§ What this task involves
All the data should come back exactly as it was given.

§ Recorded data

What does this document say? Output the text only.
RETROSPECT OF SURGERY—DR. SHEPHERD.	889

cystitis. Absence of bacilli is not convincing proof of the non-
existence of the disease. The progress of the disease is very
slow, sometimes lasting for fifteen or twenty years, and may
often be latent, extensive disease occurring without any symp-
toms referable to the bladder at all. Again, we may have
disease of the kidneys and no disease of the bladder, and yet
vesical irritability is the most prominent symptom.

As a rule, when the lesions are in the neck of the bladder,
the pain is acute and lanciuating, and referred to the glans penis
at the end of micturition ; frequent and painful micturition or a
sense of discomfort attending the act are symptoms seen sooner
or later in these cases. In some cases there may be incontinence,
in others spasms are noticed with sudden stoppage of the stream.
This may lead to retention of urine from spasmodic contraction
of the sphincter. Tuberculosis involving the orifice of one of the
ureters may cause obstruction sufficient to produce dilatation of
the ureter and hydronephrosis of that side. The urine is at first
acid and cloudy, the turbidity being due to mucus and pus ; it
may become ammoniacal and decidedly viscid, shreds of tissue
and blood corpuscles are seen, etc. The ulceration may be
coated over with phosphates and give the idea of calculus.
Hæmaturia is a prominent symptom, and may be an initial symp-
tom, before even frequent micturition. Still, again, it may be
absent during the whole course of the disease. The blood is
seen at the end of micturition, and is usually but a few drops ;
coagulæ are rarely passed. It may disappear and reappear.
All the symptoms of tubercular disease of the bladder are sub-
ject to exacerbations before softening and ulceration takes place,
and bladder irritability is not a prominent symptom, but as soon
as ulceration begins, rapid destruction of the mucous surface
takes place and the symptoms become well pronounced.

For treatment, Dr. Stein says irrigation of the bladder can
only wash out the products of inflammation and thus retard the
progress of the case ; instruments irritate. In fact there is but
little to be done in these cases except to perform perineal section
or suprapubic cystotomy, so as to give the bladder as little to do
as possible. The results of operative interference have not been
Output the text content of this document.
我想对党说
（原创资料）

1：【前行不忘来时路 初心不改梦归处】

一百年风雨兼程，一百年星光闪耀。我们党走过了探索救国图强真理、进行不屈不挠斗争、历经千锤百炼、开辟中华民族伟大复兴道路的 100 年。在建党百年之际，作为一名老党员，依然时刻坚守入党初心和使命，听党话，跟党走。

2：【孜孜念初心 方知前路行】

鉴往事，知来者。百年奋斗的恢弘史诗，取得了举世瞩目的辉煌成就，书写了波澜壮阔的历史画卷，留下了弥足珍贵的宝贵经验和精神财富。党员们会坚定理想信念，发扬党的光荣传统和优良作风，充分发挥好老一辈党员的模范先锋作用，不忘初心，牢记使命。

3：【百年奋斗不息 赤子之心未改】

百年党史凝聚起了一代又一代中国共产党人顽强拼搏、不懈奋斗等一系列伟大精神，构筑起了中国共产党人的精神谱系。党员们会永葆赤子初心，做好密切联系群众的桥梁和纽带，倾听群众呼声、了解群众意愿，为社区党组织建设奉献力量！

§ Full response
What does this document say? Output the text only.
RETROSPECT OF SURGERY—DR. SHEPHERD.	889

cystitis. Absence of bacilli is not convincing proof of the non-
existence of the disease. The progress of the disease is very
slow, sometimes lasting for fifteen or twenty years, and may
often be latent, extensive disease occurring without any symp-
toms referable to the bladder at all. Again, we may have
disease of the kidneys and no disease of the bladder, and yet
vesical irritability is the most prominent symptom.

As a rule, when the lesions are in the neck of the bladder,
the pain is acute and lanciuating, and referred to the glans penis
at the end of micturition ; frequent and painful micturition or a
sense of discomfort attending the act are symptoms seen sooner
or later in these cases. In some cases there may be incontinence,
in others spasms are noticed with sudden stoppage of the stream.
This may lead to retention of urine from spasmodic contraction
of the sphincter. Tuberculosis involving the orifice of one of the
ureters may cause obstruction sufficient to produce dilatation of
the ureter and hydronephrosis of that side. The urine is at first
acid and cloudy, the turbidity being due to mucus and pus ; it
may become ammoniacal and decidedly viscid, shreds of tissue
and blood corpuscles are seen, etc. The ulceration may be
coated over with phosphates and give the idea of calculus.
Hæmaturia is a prominent symptom, and may be an initial symp-
tom, before even frequent micturition. Still, again, it may be
absent during the whole course of the disease. The blood is
seen at the end of micturition, and is usually but a few drops ;
coagulæ are rarely passed. It may disappear and reappear.
All the symptoms of tubercular disease of the bladder are sub-
ject to exacerbations before softening and ulceration takes place,
and bladder irritability is not a prominent symptom, but as soon
as ulceration begins, rapid destruction of the mucous surface
takes place and the symptoms become well pronounced.

For treatment, Dr. Stein says irrigation of the bladder can
only wash out the products of inflammation and thus retard the
progress of the case ; instruments irritate. In fact there is but
little to be done in these cases except to perform perineal section
or suprapubic cystotomy, so as to give the bladder as little to do
as possible. The results of operative interference have not been
Output the text content of this document.
我想对党说
（原创资料）

1：【前行不忘来时路 初心不改梦归处】

一百年风雨兼程，一百年星光闪耀。我们党走过了探索救国图强真理、进行不屈不挠斗争、历经千锤百炼、开辟中华民族伟大复兴道路的 100 年。在建党百年之际，作为一名老党员，依然时刻坚守入党初心和使命，听党话，跟党走。

2：【孜孜念初心 方知前路行】

鉴往事，知来者。百年奋斗的恢弘史诗，取得了举世瞩目的辉煌成就，书写了波澜壮阔的历史画卷，留下了弥足珍贵的宝贵经验和精神财富。党员们会坚定理想信念，发扬党的光荣传统和优良作风，充分发挥好老一辈党员的模范先锋作用，不忘初心，牢记使命。

3：【百年奋斗不息 赤子之心未改】

百年党史凝聚起了一代又一代中国共产党人顽强拼搏、不懈奋斗等一系列伟大精神，构筑起了中国共产党人的精神谱系。党员们会永葆赤子初心，做好密切联系群众的桥梁和纽带，倾听群众呼声、了解群众意愿，为社区党组织建设奉献力量！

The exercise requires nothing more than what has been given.